**DESCRIPTION OF THE TASK:**
The required output is a single number: how many lines of the material contain the string "stretching".

>> Begin SOURCE MATERIAL

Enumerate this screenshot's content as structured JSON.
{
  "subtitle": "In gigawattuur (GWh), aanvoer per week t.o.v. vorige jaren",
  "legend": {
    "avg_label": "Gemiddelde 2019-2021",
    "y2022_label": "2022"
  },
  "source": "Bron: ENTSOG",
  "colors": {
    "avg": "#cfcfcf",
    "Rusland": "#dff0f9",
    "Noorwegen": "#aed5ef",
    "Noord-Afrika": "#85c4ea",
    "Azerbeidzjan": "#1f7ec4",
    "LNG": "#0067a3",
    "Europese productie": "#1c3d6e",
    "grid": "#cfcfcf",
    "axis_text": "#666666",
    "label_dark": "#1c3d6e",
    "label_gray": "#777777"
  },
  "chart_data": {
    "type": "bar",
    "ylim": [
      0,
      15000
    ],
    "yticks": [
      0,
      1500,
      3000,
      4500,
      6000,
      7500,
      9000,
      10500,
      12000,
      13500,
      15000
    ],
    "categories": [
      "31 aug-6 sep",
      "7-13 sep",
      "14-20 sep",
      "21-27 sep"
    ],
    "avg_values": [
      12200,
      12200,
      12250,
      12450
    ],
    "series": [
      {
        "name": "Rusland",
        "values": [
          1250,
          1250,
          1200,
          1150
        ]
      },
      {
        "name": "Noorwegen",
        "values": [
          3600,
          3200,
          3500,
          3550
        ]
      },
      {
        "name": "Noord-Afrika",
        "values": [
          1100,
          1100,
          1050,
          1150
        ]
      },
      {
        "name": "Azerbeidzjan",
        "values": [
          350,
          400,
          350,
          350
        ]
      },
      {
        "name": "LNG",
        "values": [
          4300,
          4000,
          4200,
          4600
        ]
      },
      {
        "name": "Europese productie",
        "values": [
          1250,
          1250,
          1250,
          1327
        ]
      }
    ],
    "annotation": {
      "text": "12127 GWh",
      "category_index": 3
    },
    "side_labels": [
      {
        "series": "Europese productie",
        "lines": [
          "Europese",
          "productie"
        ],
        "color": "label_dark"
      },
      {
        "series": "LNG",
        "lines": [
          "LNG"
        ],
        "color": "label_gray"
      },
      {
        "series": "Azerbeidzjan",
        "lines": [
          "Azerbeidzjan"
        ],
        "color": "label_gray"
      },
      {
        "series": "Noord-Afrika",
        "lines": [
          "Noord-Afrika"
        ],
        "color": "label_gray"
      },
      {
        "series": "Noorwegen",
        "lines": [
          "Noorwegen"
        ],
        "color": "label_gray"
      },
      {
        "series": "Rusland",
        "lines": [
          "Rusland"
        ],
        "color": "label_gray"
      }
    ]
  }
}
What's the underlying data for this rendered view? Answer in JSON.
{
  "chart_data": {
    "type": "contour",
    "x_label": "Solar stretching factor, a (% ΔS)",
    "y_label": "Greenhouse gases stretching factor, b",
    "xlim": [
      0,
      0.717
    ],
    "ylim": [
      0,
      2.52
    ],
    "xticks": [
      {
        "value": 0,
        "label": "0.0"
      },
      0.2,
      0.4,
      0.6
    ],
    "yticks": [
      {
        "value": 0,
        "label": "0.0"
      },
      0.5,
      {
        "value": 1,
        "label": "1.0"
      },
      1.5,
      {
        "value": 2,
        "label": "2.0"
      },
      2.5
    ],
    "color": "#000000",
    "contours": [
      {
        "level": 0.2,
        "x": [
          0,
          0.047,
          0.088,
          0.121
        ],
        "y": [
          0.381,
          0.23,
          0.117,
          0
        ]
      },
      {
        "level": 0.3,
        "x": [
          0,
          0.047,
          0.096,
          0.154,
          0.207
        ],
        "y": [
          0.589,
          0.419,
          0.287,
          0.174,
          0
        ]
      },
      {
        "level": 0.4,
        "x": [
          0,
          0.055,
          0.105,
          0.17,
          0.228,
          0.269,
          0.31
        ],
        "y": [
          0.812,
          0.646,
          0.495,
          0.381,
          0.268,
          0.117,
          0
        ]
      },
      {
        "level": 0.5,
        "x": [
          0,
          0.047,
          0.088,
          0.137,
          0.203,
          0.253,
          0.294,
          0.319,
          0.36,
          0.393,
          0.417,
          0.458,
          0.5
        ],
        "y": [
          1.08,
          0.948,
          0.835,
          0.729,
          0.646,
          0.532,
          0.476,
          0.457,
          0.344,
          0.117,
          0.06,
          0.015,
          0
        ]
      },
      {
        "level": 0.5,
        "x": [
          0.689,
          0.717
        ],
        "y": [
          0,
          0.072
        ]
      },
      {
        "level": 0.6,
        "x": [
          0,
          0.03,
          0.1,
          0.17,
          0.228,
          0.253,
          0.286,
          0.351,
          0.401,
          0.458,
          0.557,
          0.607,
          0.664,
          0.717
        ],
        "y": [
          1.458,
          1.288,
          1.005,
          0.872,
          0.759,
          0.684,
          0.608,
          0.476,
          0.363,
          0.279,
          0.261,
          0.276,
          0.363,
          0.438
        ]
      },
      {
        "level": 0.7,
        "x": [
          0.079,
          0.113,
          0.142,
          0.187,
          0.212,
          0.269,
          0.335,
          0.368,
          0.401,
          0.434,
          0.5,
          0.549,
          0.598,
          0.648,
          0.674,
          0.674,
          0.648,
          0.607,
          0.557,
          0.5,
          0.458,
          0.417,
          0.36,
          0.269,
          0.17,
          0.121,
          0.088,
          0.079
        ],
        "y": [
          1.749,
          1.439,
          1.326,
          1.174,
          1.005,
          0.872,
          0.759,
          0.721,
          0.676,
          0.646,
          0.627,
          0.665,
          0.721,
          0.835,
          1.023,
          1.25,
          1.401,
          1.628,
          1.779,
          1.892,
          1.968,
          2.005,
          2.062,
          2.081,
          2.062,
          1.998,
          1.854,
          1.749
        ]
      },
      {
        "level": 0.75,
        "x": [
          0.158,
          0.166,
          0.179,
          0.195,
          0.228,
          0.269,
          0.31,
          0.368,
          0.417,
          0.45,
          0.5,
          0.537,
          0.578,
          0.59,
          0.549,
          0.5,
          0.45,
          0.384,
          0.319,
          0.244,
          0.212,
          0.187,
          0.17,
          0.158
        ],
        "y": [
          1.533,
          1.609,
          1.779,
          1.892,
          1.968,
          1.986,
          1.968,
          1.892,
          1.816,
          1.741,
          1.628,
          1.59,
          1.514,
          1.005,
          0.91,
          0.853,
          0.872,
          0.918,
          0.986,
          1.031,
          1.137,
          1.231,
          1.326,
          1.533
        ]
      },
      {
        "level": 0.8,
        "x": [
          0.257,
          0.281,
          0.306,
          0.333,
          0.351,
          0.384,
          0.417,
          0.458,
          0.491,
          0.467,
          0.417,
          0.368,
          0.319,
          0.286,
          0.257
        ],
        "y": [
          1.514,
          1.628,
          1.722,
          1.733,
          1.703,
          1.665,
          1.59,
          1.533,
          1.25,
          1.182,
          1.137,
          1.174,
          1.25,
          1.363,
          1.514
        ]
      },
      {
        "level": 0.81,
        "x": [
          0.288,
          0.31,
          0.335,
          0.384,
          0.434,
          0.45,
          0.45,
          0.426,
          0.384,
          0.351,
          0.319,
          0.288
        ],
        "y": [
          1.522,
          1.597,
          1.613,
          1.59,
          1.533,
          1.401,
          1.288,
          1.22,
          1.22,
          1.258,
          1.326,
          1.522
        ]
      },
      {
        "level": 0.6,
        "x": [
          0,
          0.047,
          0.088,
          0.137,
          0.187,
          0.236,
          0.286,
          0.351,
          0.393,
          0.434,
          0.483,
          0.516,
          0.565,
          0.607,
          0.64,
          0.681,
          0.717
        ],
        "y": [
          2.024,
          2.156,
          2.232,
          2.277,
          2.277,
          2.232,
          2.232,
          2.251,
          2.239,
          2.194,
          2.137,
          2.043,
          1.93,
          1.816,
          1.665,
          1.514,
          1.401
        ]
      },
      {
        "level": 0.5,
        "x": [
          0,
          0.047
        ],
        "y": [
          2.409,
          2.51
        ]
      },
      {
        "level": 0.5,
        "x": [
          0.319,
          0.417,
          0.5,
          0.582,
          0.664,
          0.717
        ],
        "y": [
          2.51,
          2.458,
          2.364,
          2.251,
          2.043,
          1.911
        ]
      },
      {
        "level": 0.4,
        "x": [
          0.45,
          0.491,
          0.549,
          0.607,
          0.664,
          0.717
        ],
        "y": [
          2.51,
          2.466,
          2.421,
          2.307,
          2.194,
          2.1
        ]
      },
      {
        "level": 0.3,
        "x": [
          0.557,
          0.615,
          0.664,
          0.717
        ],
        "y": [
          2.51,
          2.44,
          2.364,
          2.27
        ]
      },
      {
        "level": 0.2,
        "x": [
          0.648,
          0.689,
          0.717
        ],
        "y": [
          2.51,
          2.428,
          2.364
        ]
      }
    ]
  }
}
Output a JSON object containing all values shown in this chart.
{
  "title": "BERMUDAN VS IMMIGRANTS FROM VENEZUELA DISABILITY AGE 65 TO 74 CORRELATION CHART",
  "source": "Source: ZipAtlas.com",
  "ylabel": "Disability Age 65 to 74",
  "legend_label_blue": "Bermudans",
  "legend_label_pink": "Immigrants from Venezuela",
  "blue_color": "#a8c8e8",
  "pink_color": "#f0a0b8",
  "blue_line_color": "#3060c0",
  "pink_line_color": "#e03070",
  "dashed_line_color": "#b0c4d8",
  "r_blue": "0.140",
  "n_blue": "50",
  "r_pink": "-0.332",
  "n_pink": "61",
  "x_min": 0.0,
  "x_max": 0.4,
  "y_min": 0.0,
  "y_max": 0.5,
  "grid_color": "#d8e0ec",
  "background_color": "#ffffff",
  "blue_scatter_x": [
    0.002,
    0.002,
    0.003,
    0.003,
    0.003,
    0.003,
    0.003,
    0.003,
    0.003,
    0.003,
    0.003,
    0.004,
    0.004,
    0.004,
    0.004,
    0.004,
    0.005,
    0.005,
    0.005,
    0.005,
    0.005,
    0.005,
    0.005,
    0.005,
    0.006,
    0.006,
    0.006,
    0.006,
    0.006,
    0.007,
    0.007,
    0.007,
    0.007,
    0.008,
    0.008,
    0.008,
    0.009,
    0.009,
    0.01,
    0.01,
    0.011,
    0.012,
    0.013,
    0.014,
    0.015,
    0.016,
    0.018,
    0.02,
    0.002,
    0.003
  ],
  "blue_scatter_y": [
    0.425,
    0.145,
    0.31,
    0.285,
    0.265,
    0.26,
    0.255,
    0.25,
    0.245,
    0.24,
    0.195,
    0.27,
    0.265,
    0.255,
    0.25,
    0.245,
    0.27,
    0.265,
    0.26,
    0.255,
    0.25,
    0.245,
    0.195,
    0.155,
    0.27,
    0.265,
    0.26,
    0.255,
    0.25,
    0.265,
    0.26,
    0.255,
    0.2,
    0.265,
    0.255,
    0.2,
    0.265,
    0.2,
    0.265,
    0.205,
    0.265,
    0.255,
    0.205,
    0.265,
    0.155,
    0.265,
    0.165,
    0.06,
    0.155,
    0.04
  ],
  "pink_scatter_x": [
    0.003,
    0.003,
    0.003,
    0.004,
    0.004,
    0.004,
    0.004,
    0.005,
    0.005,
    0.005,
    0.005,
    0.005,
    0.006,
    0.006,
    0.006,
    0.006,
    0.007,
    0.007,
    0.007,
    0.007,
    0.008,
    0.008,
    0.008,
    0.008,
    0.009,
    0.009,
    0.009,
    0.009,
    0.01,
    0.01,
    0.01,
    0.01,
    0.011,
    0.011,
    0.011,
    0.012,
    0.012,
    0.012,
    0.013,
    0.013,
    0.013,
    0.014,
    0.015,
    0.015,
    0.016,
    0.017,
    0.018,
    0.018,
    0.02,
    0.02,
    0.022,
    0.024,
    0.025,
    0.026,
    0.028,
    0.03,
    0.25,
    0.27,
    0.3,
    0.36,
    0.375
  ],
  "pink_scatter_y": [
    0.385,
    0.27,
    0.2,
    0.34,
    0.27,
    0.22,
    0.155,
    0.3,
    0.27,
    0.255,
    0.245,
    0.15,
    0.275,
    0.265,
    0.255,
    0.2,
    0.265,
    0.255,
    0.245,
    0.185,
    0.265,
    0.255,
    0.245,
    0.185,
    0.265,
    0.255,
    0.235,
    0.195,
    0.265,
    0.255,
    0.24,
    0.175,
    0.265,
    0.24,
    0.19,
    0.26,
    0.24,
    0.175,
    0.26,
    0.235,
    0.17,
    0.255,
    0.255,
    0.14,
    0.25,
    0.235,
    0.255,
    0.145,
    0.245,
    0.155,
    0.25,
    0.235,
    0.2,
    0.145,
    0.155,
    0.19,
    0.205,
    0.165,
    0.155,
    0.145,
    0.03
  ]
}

>> End SOURCE MATERIAL

**SOLUTION:**
2